───── EXTRACTED DATA ─────

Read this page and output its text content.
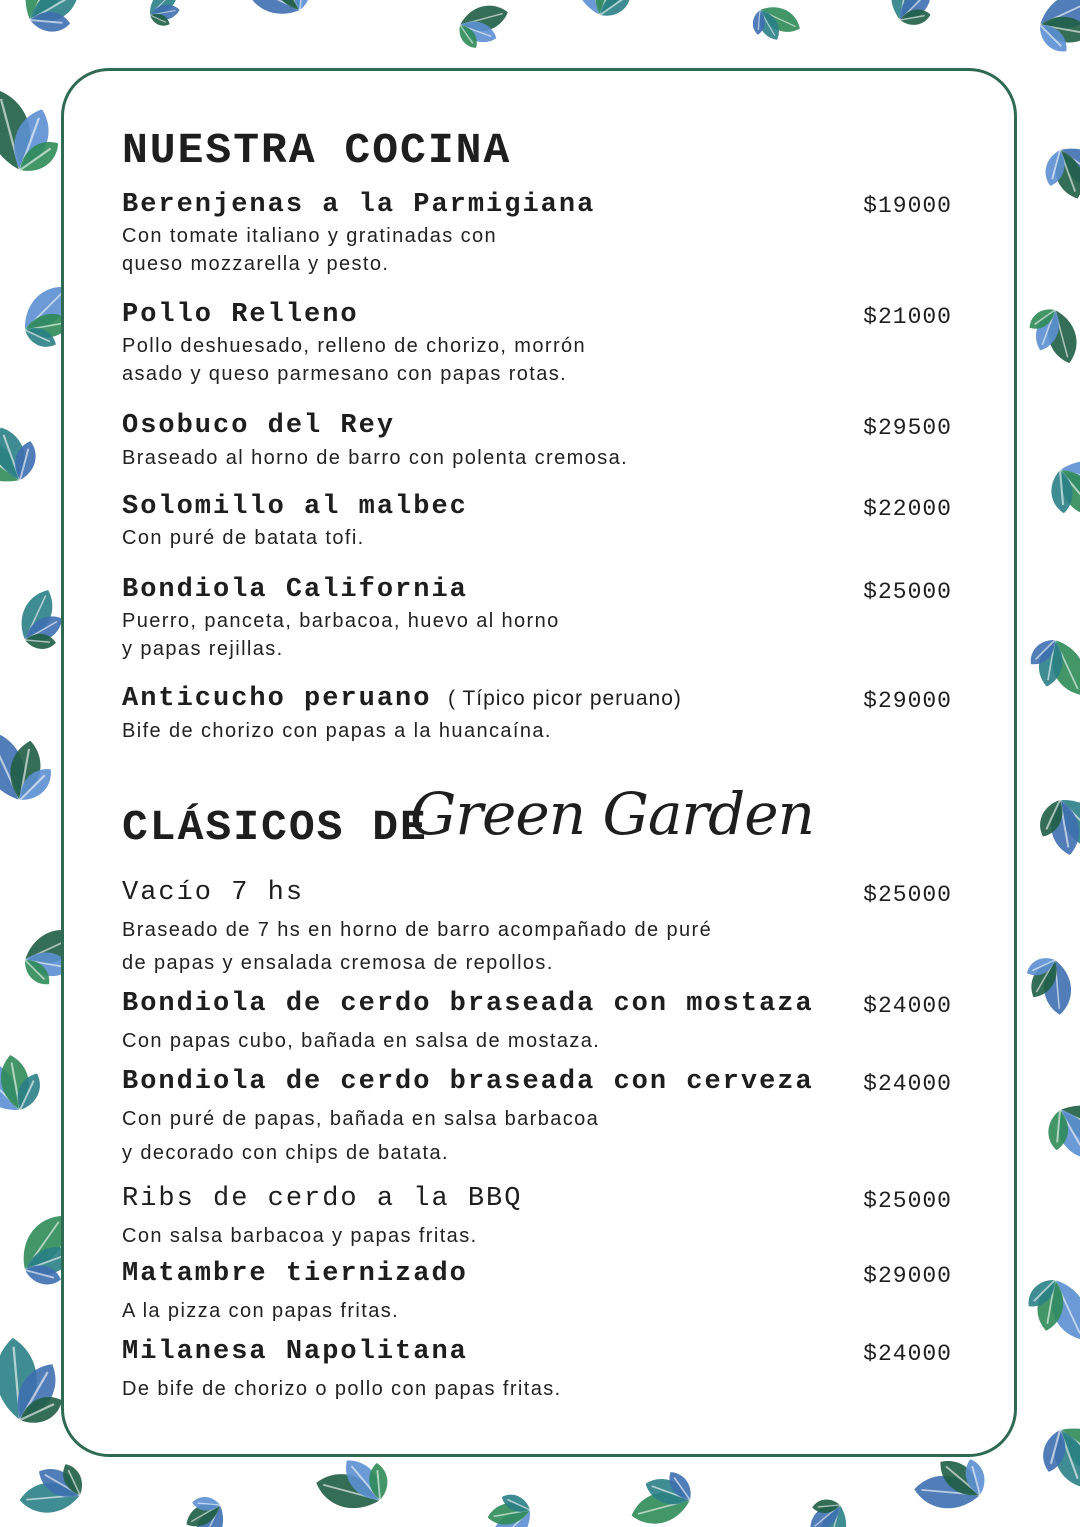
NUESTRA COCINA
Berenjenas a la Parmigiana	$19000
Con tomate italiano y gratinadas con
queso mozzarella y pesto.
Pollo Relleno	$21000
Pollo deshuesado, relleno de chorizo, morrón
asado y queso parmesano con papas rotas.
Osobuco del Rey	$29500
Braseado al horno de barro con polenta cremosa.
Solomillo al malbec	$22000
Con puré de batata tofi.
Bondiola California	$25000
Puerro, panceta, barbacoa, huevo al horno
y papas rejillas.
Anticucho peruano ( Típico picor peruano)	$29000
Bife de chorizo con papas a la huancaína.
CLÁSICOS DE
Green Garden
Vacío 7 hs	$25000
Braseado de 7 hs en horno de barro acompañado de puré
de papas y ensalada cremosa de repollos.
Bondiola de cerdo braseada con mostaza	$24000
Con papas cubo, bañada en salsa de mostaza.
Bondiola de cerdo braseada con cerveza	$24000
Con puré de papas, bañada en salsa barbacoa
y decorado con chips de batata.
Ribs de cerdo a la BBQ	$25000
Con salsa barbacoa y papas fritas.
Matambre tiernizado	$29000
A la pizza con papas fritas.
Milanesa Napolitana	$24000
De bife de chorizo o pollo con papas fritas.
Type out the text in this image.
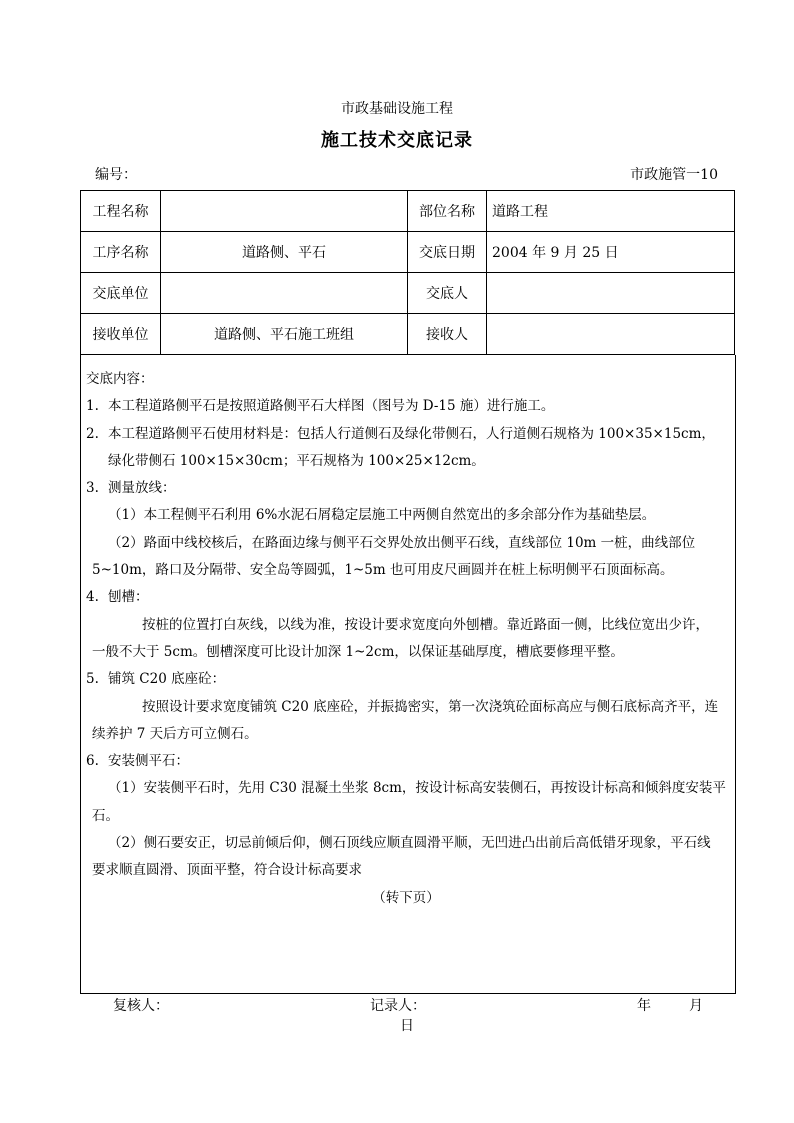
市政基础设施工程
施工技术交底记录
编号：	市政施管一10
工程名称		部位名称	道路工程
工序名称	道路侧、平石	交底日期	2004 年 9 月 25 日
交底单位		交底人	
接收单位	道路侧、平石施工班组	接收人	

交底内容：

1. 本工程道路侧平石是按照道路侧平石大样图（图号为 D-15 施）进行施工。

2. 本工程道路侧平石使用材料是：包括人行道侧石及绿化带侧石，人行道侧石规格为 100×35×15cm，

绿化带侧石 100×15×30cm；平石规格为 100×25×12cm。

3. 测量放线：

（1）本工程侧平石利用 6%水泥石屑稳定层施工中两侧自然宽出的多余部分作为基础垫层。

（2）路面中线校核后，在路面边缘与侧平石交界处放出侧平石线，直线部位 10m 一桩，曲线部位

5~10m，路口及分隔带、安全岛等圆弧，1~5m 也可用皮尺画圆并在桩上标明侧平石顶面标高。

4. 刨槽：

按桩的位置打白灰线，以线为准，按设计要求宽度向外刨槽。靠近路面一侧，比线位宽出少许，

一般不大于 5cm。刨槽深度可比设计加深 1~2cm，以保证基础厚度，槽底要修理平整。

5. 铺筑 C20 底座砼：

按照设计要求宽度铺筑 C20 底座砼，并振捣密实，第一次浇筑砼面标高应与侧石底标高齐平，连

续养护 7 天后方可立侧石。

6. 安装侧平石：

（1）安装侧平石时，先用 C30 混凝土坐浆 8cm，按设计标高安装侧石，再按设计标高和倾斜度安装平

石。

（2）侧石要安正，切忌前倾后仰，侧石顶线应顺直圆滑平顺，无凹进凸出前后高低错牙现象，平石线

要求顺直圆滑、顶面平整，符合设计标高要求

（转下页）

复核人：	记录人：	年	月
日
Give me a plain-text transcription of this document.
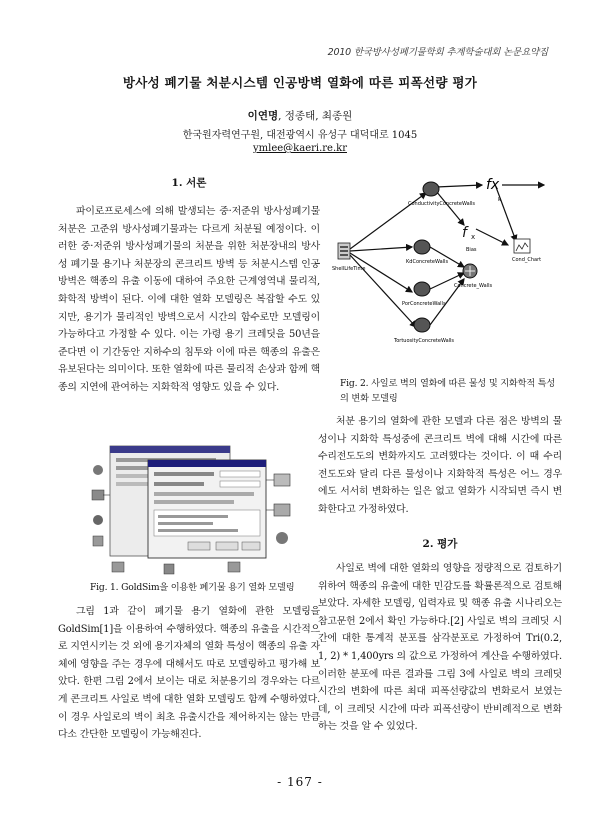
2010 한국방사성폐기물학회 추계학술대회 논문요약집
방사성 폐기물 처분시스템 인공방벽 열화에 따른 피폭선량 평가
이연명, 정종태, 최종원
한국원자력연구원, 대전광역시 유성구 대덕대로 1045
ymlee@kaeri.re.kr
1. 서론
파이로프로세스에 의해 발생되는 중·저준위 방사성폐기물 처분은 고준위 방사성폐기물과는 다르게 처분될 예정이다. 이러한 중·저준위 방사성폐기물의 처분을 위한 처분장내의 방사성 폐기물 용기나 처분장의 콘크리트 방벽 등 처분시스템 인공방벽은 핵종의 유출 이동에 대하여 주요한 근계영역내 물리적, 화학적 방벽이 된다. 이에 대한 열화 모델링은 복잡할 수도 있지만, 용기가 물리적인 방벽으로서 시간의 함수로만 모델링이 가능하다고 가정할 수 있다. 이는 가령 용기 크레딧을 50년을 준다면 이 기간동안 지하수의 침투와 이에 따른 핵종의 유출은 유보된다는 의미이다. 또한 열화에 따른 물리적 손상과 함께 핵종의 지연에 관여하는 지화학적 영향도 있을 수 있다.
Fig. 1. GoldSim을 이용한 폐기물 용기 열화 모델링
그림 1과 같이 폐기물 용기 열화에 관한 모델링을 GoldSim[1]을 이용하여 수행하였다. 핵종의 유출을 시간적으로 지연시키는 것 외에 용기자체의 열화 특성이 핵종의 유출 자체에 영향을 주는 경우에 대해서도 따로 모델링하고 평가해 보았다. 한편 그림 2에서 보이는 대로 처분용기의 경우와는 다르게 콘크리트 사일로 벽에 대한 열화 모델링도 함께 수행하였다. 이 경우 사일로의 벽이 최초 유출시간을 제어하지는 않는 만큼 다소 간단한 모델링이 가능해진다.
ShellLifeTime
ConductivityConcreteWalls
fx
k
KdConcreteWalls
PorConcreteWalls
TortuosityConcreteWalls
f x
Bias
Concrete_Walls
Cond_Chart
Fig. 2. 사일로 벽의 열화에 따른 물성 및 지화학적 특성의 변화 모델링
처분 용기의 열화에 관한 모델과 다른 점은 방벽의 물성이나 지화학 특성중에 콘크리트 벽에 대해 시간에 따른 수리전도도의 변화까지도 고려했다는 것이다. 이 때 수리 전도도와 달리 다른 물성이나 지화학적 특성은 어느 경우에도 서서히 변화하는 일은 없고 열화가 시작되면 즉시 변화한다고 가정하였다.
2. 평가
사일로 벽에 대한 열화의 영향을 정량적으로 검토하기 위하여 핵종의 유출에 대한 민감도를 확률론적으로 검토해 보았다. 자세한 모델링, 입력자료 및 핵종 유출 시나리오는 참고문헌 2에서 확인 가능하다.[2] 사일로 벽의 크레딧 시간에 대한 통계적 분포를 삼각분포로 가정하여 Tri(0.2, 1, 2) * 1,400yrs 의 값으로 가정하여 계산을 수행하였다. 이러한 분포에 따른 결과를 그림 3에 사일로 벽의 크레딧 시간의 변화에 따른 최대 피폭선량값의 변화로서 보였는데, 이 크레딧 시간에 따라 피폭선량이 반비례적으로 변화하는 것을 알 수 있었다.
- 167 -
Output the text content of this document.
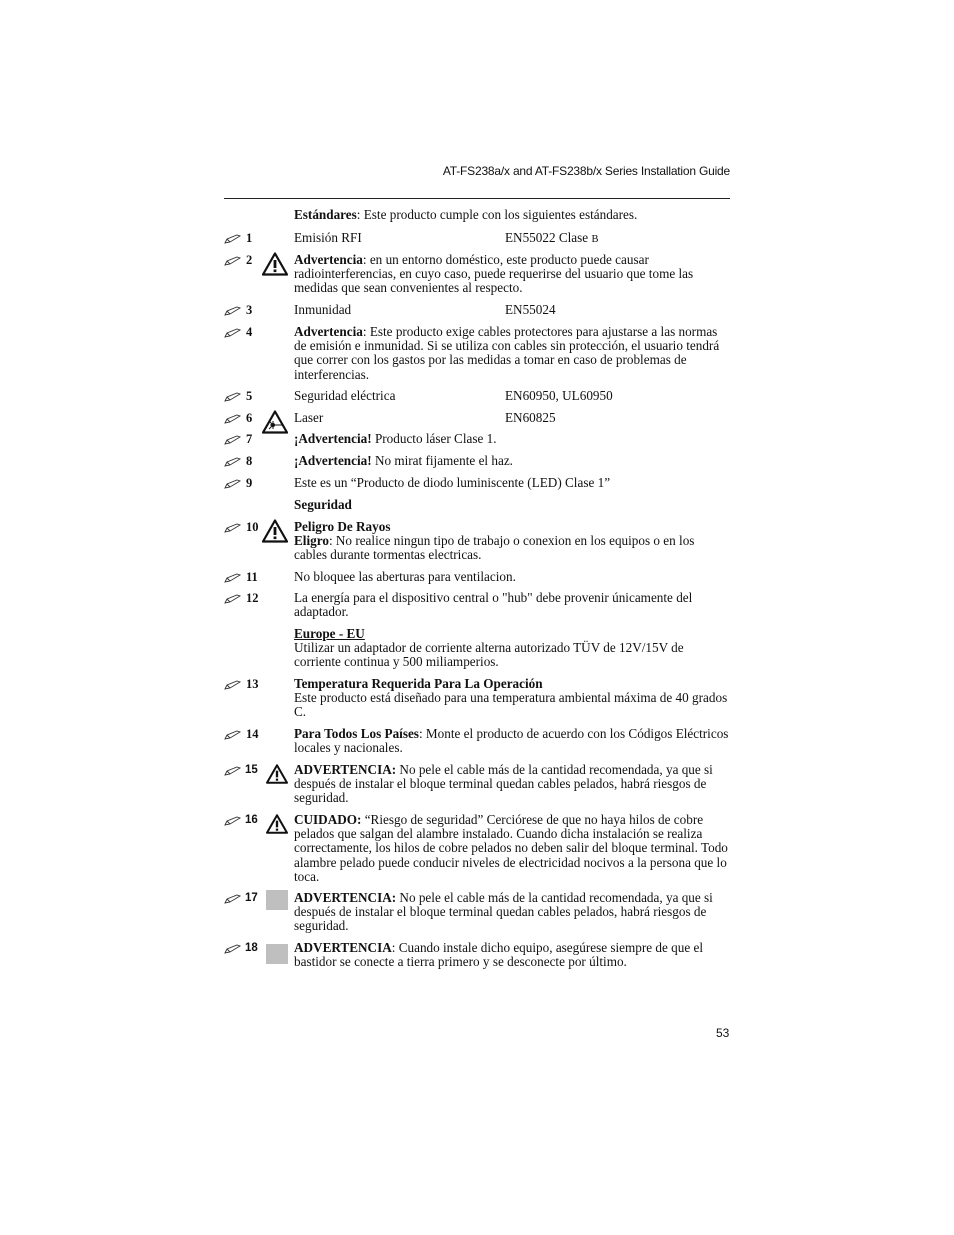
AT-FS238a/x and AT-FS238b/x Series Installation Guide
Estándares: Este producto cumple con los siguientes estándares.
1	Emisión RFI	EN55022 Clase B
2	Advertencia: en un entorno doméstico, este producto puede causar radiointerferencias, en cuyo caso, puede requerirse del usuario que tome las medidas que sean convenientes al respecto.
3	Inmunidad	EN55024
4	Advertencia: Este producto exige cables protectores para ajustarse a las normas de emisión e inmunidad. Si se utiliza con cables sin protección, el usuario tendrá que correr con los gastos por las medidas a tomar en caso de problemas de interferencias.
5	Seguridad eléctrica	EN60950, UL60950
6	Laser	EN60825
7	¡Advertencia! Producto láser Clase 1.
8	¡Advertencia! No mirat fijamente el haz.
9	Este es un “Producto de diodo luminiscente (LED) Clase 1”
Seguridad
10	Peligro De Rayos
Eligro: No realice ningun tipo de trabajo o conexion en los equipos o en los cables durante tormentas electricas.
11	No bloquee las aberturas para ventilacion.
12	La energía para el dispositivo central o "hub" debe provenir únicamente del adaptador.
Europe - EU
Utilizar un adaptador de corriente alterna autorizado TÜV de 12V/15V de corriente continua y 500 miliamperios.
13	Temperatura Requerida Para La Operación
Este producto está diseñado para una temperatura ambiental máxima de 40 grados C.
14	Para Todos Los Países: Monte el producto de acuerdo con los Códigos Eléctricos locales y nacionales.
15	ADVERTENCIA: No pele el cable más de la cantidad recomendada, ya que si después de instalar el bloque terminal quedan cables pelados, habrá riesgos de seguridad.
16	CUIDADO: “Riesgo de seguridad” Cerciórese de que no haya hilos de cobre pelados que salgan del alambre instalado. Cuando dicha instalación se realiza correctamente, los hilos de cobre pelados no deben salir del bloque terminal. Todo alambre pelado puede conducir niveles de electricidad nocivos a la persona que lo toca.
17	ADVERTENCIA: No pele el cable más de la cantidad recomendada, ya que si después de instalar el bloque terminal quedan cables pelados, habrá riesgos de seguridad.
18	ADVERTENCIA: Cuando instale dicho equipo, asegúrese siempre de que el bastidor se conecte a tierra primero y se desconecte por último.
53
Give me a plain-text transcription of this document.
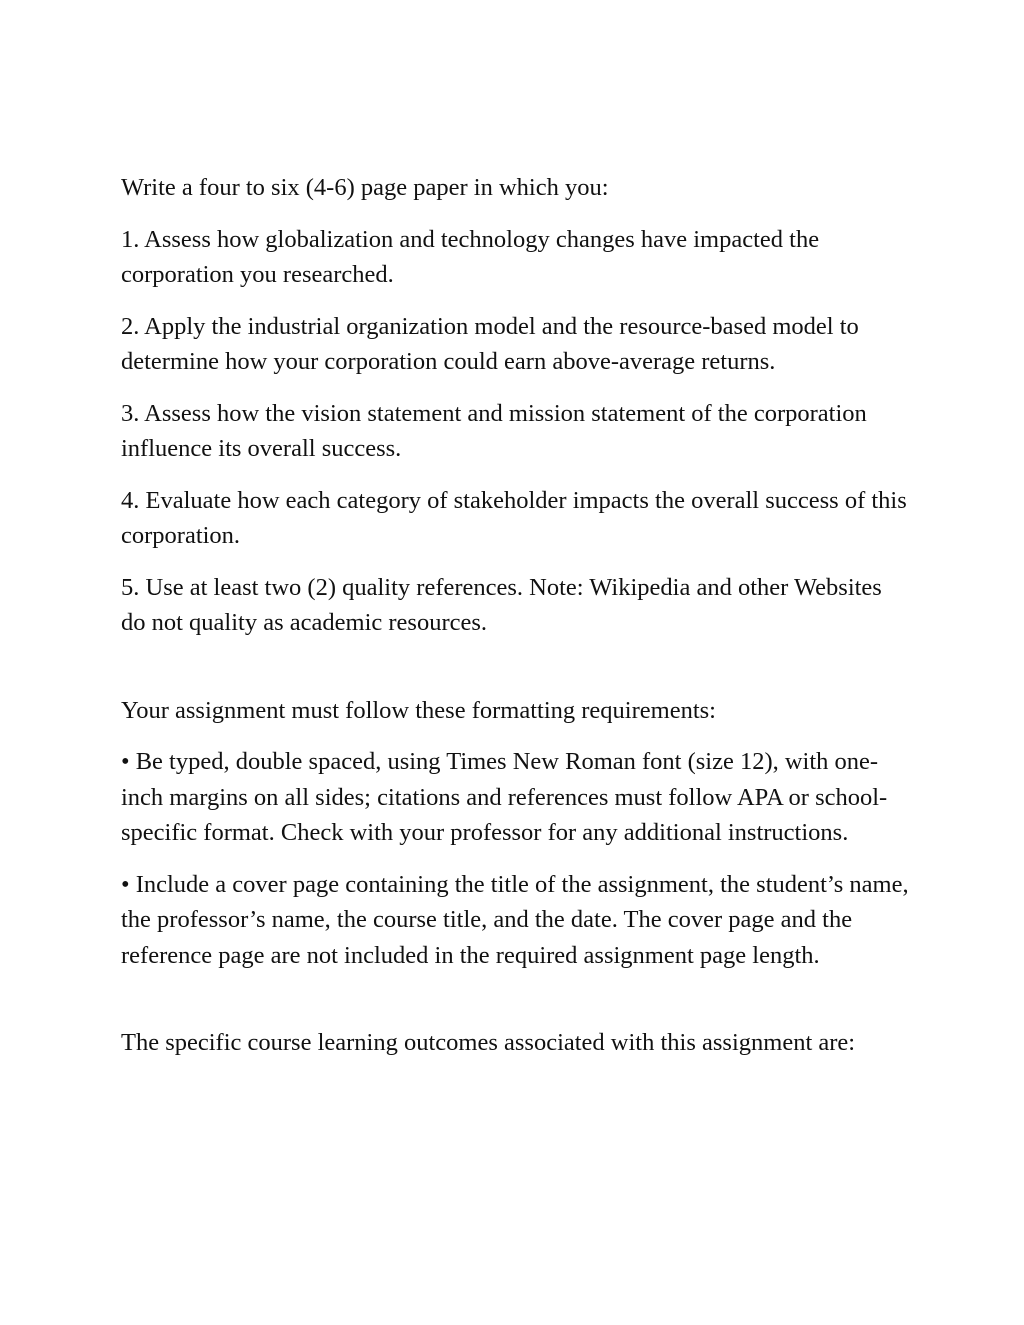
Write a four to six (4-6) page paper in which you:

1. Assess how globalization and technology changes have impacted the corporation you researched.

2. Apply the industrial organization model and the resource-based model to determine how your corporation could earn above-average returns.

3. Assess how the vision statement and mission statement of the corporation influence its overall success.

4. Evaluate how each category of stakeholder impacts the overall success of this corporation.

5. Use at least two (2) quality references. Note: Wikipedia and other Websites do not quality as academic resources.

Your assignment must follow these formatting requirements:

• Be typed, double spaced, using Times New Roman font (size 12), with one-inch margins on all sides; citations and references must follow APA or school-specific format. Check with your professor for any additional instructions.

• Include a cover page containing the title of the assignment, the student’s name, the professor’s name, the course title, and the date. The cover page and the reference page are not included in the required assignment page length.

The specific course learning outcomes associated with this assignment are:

─────

**DIRECTIONS FOR THIS TASK**. From the entries above, copy each line holding "fritas".

**ANSWER FOR THIS EXERCISE**.
Con salsa barbacoa y papas fritas.
A la pizza con papas fritas.
De bife de chorizo o pollo con papas fritas.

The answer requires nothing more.